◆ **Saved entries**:
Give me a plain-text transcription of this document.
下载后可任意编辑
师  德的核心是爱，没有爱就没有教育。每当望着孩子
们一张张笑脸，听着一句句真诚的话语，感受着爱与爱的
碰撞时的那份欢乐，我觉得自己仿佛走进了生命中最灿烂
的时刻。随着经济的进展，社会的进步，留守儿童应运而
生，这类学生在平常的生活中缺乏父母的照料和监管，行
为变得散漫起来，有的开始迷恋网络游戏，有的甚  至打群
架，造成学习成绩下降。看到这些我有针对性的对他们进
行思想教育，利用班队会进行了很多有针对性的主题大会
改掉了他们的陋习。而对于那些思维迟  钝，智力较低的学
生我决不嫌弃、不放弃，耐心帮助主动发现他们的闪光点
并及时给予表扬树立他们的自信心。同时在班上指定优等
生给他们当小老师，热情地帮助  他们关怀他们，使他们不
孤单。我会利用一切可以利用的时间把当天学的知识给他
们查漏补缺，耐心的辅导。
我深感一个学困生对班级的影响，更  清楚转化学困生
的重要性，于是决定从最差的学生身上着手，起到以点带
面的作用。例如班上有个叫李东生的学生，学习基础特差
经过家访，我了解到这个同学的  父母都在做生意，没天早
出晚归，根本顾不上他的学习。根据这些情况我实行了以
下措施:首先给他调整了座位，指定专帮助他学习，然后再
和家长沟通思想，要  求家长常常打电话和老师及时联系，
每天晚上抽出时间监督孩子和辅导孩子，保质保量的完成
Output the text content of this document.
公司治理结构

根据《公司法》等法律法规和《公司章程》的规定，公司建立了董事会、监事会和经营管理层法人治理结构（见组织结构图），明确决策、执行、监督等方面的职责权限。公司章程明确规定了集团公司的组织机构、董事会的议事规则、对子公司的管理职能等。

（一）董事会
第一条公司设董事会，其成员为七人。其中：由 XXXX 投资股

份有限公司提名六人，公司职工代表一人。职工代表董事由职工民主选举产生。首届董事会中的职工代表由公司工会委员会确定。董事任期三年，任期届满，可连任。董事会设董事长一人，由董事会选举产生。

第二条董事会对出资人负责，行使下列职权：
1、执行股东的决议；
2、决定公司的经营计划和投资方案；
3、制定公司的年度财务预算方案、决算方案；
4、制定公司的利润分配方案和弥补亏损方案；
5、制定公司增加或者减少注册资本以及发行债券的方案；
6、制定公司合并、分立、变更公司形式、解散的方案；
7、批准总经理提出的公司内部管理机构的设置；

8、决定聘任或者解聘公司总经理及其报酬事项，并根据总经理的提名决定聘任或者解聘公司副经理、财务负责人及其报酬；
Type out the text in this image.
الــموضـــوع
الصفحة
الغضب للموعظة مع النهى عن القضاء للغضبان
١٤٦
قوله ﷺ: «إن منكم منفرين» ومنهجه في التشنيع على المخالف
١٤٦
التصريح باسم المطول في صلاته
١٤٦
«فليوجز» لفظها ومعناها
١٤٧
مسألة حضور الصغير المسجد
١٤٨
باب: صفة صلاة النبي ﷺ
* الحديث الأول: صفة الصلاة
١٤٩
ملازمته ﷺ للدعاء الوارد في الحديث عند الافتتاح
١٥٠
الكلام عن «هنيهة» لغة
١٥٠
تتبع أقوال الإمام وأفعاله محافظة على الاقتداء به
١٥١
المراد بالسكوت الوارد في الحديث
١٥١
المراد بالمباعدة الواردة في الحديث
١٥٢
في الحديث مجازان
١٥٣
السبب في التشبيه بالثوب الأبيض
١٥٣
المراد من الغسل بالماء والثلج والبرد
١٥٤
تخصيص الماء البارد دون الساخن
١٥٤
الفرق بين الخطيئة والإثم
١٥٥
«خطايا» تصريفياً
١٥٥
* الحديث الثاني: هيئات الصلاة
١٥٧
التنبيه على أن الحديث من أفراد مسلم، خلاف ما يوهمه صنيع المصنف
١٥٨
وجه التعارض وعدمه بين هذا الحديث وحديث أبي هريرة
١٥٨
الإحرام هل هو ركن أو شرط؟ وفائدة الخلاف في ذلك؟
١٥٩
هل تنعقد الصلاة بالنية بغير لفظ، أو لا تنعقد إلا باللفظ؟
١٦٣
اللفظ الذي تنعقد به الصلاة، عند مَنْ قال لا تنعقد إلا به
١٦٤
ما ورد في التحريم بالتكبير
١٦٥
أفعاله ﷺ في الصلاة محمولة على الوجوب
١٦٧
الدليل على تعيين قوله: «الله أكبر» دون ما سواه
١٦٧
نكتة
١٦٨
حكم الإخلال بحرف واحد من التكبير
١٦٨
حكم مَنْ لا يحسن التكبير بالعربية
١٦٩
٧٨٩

◆ **TASK BRIEF**:
Copy out all lines above that include the string "this".

◆ **EXERCISE ANSWER**:
Give me a plain-text transcription of this document.
Output the text content of this document.
Type out the text in this image.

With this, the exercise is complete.